Task objective — Reproduce each line from the records that holds "Nota".

**** Data for this exercise ****

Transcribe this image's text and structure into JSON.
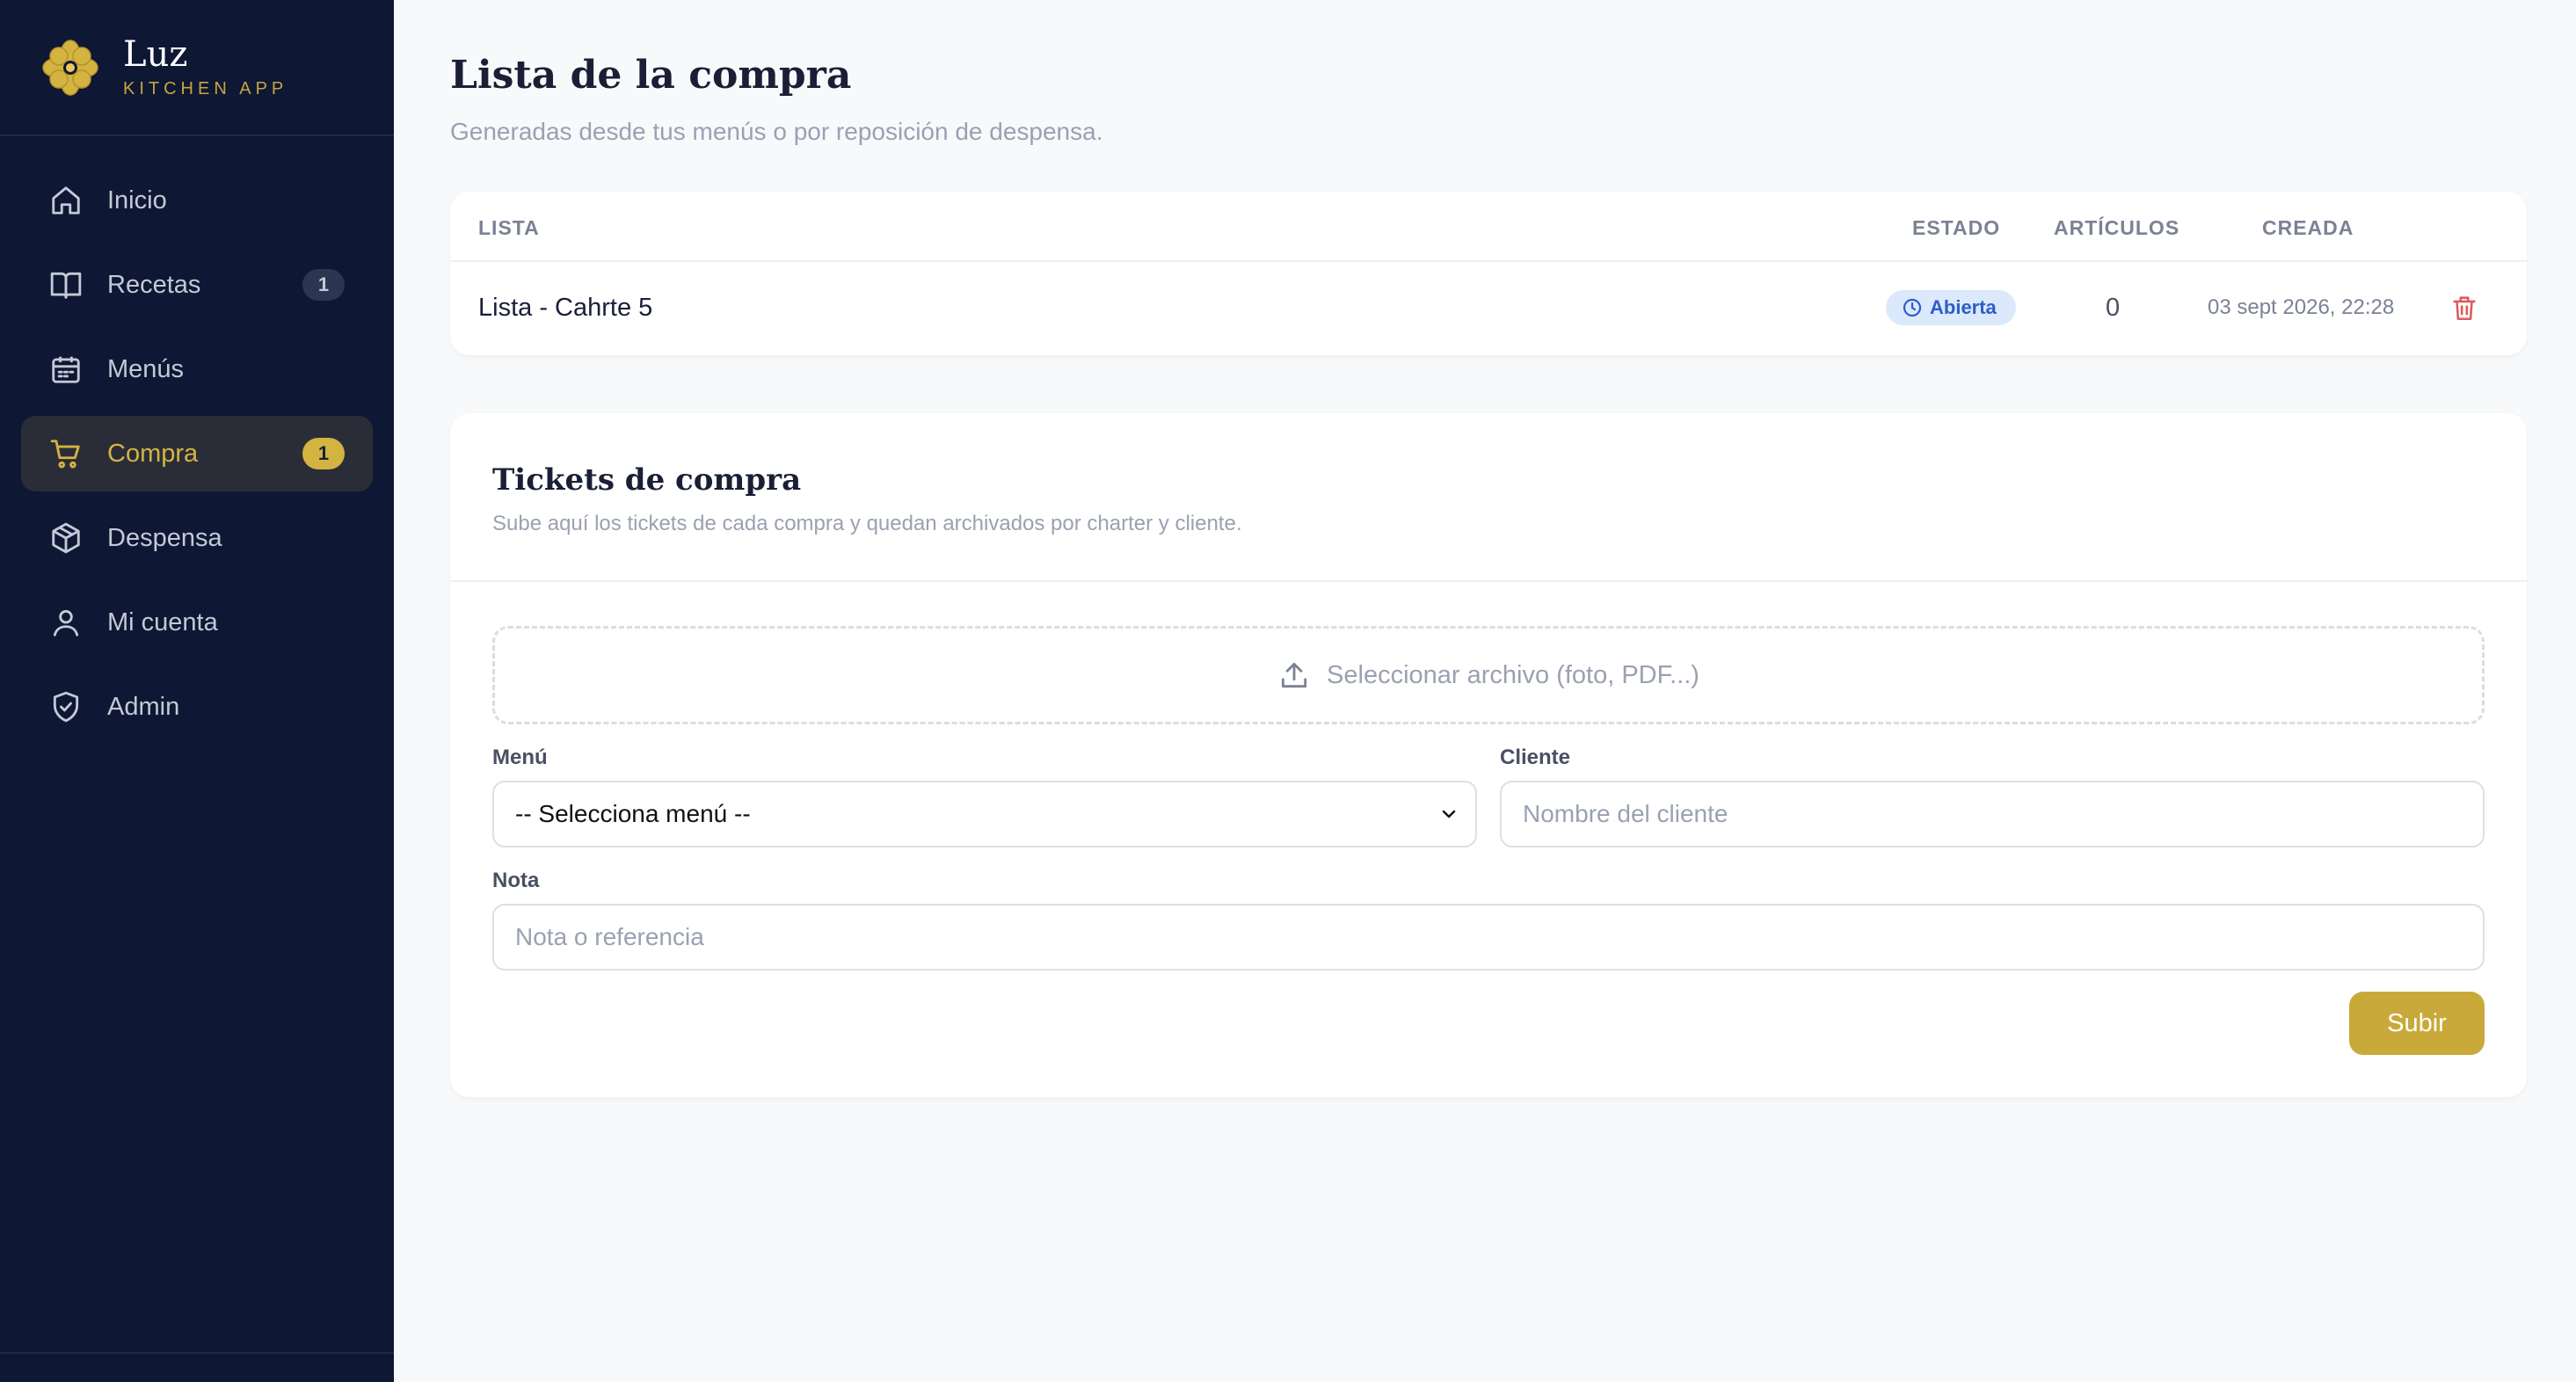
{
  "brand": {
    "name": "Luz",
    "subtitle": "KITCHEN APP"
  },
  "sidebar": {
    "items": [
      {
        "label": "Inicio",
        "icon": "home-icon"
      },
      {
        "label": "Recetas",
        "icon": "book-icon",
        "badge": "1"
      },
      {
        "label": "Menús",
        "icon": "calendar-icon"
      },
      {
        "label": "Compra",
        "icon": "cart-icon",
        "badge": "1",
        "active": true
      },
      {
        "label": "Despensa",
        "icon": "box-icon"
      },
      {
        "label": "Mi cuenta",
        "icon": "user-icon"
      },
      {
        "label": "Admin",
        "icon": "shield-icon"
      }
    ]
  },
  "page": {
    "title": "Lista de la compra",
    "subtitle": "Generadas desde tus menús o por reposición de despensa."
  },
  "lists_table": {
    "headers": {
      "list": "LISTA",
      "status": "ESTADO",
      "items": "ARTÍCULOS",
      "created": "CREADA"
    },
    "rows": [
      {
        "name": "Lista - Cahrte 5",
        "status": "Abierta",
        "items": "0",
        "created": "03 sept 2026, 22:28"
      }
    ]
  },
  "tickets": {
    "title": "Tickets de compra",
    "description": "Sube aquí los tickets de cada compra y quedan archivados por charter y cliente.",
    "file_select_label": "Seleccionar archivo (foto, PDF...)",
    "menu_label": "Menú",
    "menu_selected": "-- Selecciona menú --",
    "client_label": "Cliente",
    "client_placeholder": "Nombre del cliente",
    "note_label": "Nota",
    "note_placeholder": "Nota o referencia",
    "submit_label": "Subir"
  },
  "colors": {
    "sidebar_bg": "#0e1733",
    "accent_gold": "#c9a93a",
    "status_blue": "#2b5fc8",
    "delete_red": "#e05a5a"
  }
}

****

Finished task —
    "note_label": "Nota",
    "note_placeholder": "Nota o referencia",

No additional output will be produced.